── DATA ROWS
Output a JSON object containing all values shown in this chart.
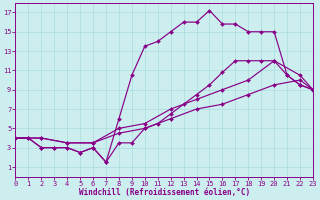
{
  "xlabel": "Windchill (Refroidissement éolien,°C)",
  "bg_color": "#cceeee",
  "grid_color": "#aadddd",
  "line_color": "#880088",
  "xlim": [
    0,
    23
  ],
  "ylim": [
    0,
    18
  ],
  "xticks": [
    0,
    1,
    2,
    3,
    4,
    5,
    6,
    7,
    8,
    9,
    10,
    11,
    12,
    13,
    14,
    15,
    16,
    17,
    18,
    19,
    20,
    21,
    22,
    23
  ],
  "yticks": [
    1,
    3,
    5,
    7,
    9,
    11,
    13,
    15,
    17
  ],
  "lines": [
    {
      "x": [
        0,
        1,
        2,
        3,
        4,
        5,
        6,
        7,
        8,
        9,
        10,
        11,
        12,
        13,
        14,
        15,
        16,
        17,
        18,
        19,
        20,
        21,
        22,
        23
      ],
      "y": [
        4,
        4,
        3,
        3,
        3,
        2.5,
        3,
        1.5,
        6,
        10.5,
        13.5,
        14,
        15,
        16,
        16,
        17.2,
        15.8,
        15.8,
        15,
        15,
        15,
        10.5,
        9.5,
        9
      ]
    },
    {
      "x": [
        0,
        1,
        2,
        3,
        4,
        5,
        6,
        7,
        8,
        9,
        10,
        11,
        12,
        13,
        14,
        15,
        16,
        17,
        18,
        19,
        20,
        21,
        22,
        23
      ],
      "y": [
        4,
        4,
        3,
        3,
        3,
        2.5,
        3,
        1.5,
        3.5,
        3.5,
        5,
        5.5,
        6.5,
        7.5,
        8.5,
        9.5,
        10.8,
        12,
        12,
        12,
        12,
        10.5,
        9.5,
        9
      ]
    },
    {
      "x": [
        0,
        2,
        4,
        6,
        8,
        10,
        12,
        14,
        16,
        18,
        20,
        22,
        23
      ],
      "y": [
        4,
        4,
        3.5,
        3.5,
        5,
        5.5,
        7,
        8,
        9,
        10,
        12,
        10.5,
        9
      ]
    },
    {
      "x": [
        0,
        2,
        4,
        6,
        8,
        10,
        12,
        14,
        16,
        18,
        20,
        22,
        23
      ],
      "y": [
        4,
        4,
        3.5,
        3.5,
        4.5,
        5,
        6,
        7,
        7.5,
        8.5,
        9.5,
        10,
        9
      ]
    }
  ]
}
────
── DATA ROWS
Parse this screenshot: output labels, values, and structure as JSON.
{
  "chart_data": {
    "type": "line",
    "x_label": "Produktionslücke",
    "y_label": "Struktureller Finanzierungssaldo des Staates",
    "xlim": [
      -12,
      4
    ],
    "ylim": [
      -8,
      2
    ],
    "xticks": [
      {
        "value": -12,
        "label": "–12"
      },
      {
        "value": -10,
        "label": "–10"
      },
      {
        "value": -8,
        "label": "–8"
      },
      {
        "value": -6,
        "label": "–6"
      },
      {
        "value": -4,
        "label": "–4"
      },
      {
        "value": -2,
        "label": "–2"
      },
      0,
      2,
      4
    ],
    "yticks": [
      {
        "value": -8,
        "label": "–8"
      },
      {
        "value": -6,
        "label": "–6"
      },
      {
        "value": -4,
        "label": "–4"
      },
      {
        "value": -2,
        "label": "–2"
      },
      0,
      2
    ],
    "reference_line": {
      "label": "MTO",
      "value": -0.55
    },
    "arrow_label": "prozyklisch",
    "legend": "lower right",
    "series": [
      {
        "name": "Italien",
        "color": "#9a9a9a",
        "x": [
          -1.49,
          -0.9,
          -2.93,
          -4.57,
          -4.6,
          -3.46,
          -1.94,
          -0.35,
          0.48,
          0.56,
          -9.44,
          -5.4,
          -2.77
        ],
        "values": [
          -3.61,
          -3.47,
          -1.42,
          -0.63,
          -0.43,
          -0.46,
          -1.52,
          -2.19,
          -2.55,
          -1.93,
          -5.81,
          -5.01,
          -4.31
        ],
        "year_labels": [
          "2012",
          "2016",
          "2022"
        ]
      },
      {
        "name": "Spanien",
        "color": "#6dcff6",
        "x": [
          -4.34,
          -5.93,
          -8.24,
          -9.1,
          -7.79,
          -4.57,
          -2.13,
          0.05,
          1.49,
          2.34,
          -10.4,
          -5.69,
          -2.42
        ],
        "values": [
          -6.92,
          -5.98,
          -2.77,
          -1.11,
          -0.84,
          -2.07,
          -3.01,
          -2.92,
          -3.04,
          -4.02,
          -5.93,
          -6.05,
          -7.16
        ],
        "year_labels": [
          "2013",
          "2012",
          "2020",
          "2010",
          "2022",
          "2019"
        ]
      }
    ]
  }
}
────
Identify the lines in the entries that hold "JSON" and return each one.

Output a JSON object containing all values shown in this chart.
Parse this screenshot: output labels, values, and structure as JSON.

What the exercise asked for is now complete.